[Start of Supplied data]

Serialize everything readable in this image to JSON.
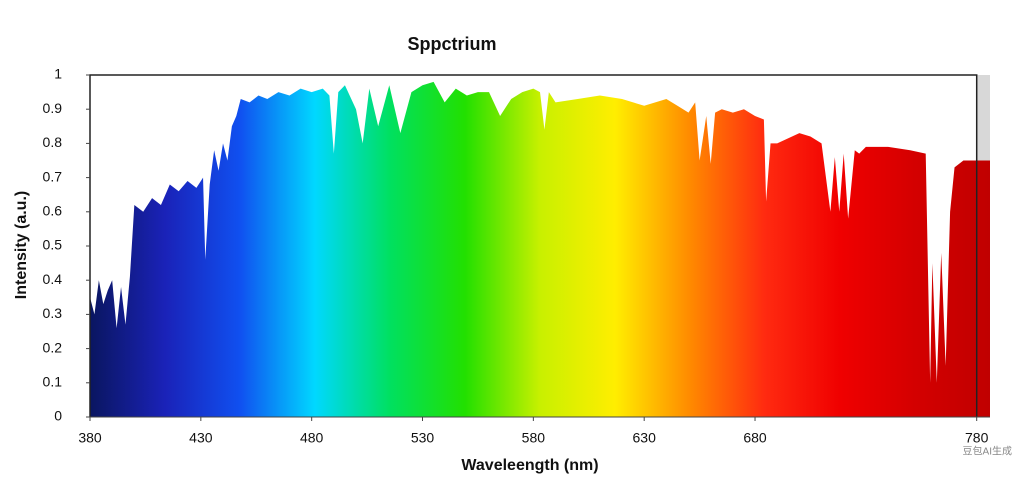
{
  "chart_data": {
    "type": "area",
    "title": "Sppctrium",
    "x_label": "Waveleength (nm)",
    "y_label": "Intensity (a.u.)",
    "watermark": "豆包AI生成",
    "x": [
      380,
      382,
      384,
      386,
      388,
      390,
      392,
      394,
      396,
      398,
      400,
      404,
      408,
      412,
      416,
      420,
      424,
      428,
      431,
      432,
      434,
      436,
      438,
      440,
      442,
      444,
      446,
      448,
      452,
      456,
      460,
      465,
      470,
      475,
      480,
      485,
      488,
      490,
      492,
      495,
      500,
      503,
      506,
      510,
      515,
      520,
      525,
      530,
      535,
      540,
      545,
      550,
      555,
      560,
      565,
      570,
      575,
      580,
      583,
      585,
      587,
      590,
      600,
      610,
      620,
      630,
      640,
      645,
      650,
      653,
      655,
      658,
      660,
      662,
      665,
      670,
      675,
      680,
      684,
      685,
      687,
      690,
      700,
      705,
      710,
      714,
      716,
      718,
      720,
      722,
      725,
      727,
      730,
      740,
      750,
      757,
      759,
      760,
      762,
      764,
      766,
      768,
      770,
      774,
      778,
      786
    ],
    "values": [
      0.35,
      0.3,
      0.4,
      0.33,
      0.37,
      0.4,
      0.26,
      0.38,
      0.27,
      0.41,
      0.62,
      0.6,
      0.64,
      0.62,
      0.68,
      0.66,
      0.69,
      0.67,
      0.7,
      0.46,
      0.68,
      0.78,
      0.72,
      0.8,
      0.75,
      0.85,
      0.88,
      0.93,
      0.92,
      0.94,
      0.93,
      0.95,
      0.94,
      0.96,
      0.95,
      0.96,
      0.94,
      0.77,
      0.95,
      0.97,
      0.9,
      0.8,
      0.96,
      0.85,
      0.97,
      0.83,
      0.95,
      0.97,
      0.98,
      0.92,
      0.96,
      0.94,
      0.95,
      0.95,
      0.88,
      0.93,
      0.95,
      0.96,
      0.95,
      0.84,
      0.95,
      0.92,
      0.93,
      0.94,
      0.93,
      0.91,
      0.93,
      0.91,
      0.89,
      0.92,
      0.75,
      0.88,
      0.74,
      0.89,
      0.9,
      0.89,
      0.9,
      0.88,
      0.87,
      0.63,
      0.8,
      0.8,
      0.83,
      0.82,
      0.8,
      0.6,
      0.76,
      0.6,
      0.77,
      0.58,
      0.78,
      0.77,
      0.79,
      0.79,
      0.78,
      0.77,
      0.1,
      0.45,
      0.1,
      0.48,
      0.15,
      0.6,
      0.73,
      0.75,
      0.75,
      0.75
    ],
    "gradient_colors": [
      "#0a1660",
      "#1a22b8",
      "#1050f0",
      "#00d8ff",
      "#00e060",
      "#22e000",
      "#c8f000",
      "#ffee00",
      "#ff8a00",
      "#ff2a10",
      "#f00000",
      "#d40000",
      "#c00000"
    ],
    "xlim": [
      380,
      786
    ],
    "ylim": [
      0,
      1
    ],
    "xticks": [
      380,
      430,
      480,
      530,
      580,
      630,
      680,
      780
    ],
    "yticks": [
      0,
      0.1,
      0.2,
      0.3,
      0.4,
      0.5,
      0.6,
      0.7,
      0.8,
      0.9,
      1
    ],
    "grid": false
  }
}
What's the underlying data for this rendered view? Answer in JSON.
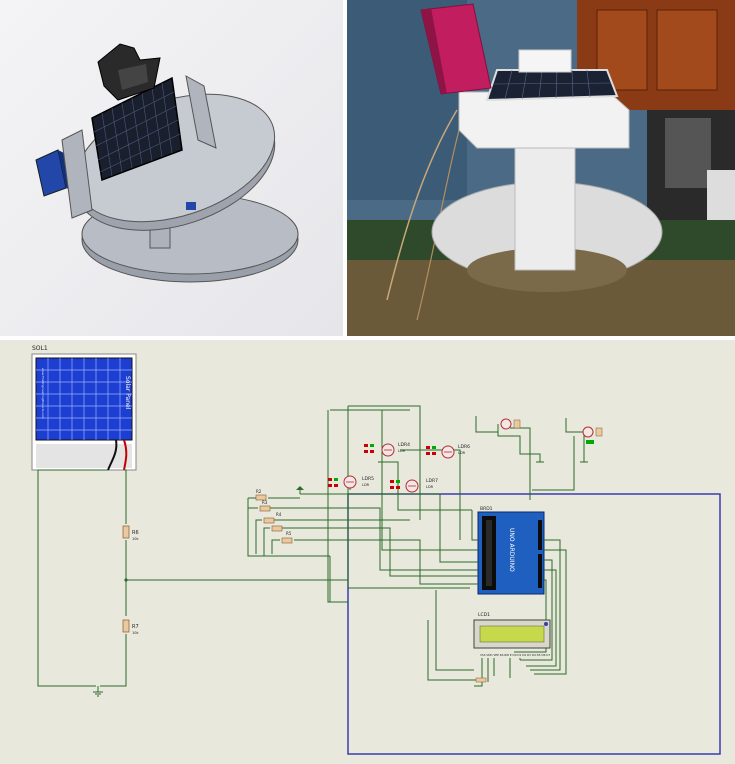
{
  "panels": {
    "cad": {
      "name": "cad-render"
    },
    "photo": {
      "name": "prototype-photo"
    },
    "schematic": {
      "name": "circuit-schematic"
    }
  },
  "schematic": {
    "solar_ref": "SOL1",
    "solar_panel_text": "Solar Panel",
    "solar_panel_caption": "www.TheEngineeringProjects.com",
    "resistors": {
      "r6": {
        "ref": "R6",
        "val": "10k"
      },
      "r7": {
        "ref": "R7",
        "val": "10k"
      },
      "r2": {
        "ref": "R2",
        "val": "10k"
      },
      "r3": {
        "ref": "R3",
        "val": "10k"
      },
      "r4": {
        "ref": "R4",
        "val": "10k"
      },
      "r5": {
        "ref": "R5",
        "val": "10k"
      },
      "r1": {
        "ref": "R1",
        "val": "10k"
      }
    },
    "ldrs": {
      "ldr4": {
        "ref": "LDR4",
        "val": "LDR"
      },
      "ldr5": {
        "ref": "LDR5",
        "val": "LDR"
      },
      "ldr6": {
        "ref": "LDR6",
        "val": "LDR"
      },
      "ldr7": {
        "ref": "LDR7",
        "val": "LDR"
      }
    },
    "arduino_ref": "BRD1",
    "arduino_text": "UNO ARDUINO",
    "lcd_ref": "LCD1",
    "lcd_pins": "VSS VDD VEE RS RW E D0 D1 D2 D3 D4 D5 D6 D7"
  },
  "colors": {
    "schematic_bg": "#e9e8dc",
    "wire": "#2c6b2c",
    "frame": "#3a3ab0",
    "arduino": "#1f5fbf",
    "lcd": "#c6d94a",
    "solar_cells": "#1d3fd1"
  }
}
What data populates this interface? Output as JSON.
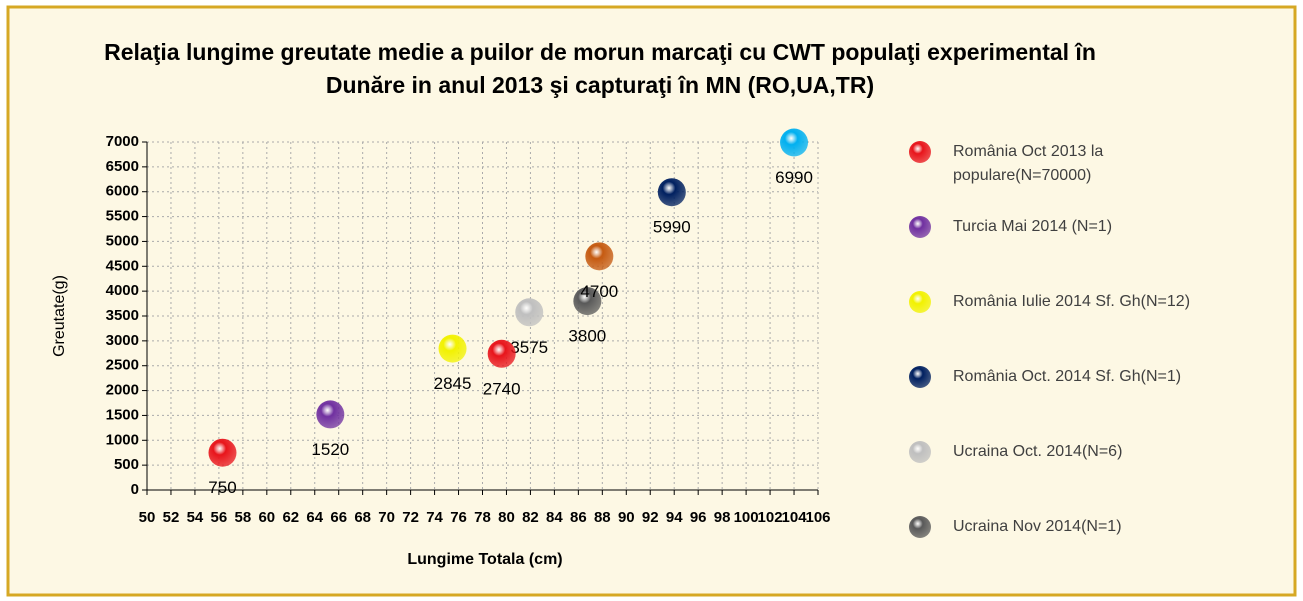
{
  "chart_data": {
    "type": "scatter",
    "title": "Relaţia lungime greutate medie a puilor de morun marcaţi cu CWT populaţi experimental în Dunăre in anul 2013 şi capturaţi în MN (RO,UA,TR)",
    "xlabel": "Lungime Totala (cm)",
    "ylabel": "Greutate(g)",
    "xlim": [
      50,
      106
    ],
    "xticks": [
      50,
      52,
      54,
      56,
      58,
      60,
      62,
      64,
      66,
      68,
      70,
      72,
      74,
      76,
      78,
      80,
      82,
      84,
      86,
      88,
      90,
      92,
      94,
      96,
      98,
      100,
      102,
      104,
      106
    ],
    "ylim": [
      0,
      7000
    ],
    "yticks": [
      0,
      500,
      1000,
      1500,
      2000,
      2500,
      3000,
      3500,
      4000,
      4500,
      5000,
      5500,
      6000,
      6500,
      7000
    ],
    "grid": true,
    "legend": "right",
    "series": [
      {
        "name": "România Oct 2013 la populare(N=70000)",
        "color": "#e8141b",
        "x": [
          56.3
        ],
        "values": [
          750
        ]
      },
      {
        "name": "Turcia Mai 2014 (N=1)",
        "color": "#7030a0",
        "x": [
          65.3
        ],
        "values": [
          1520
        ]
      },
      {
        "name": "România Iulie 2014 Sf. Gh(N=12)",
        "color": "#f2f200",
        "x": [
          75.5
        ],
        "values": [
          2845
        ]
      },
      {
        "name": "România Oct. 2014 Sf. Gh(N=1)",
        "color": "#002060",
        "x": [
          93.8
        ],
        "values": [
          5990
        ]
      },
      {
        "name": "Ucraina Oct. 2014(N=6)",
        "color": "#bfbfbf",
        "x": [
          81.9
        ],
        "values": [
          3575
        ]
      },
      {
        "name": "Ucraina Nov 2014(N=1)",
        "color": "#595959",
        "x": [
          86.75
        ],
        "values": [
          3800
        ]
      },
      {
        "color": "#e8141b",
        "x": [
          79.6
        ],
        "values": [
          2740
        ]
      },
      {
        "color": "#c55a11",
        "x": [
          87.75
        ],
        "values": [
          4700
        ]
      },
      {
        "color": "#00b0f0",
        "x": [
          104
        ],
        "values": [
          6990
        ]
      }
    ]
  }
}
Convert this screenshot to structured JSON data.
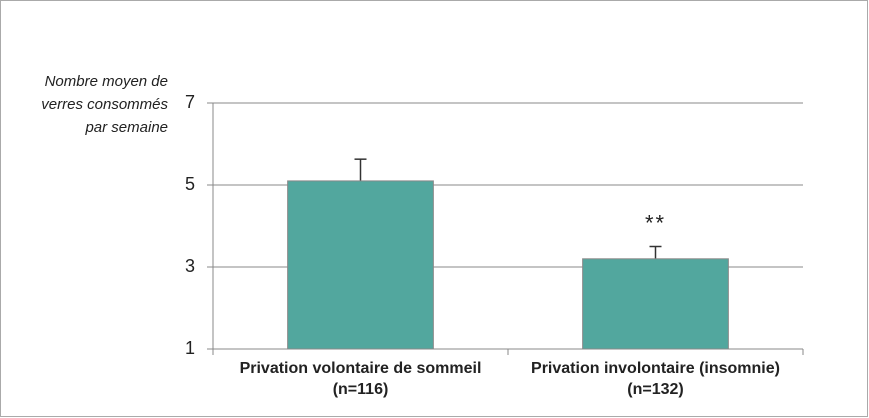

[End of Supplied data]

> _Exercise task_
Scan the material and collect every line that contains "title".

> _Response for this exercise_
    "title": "Sppctrium",
    "title": "Relaţia lungime greutate medie a puilor de morun marcaţi cu CWT populaţi experimental în Dunăre in anul 2013 şi capturaţi în MN (RO,UA,TR)",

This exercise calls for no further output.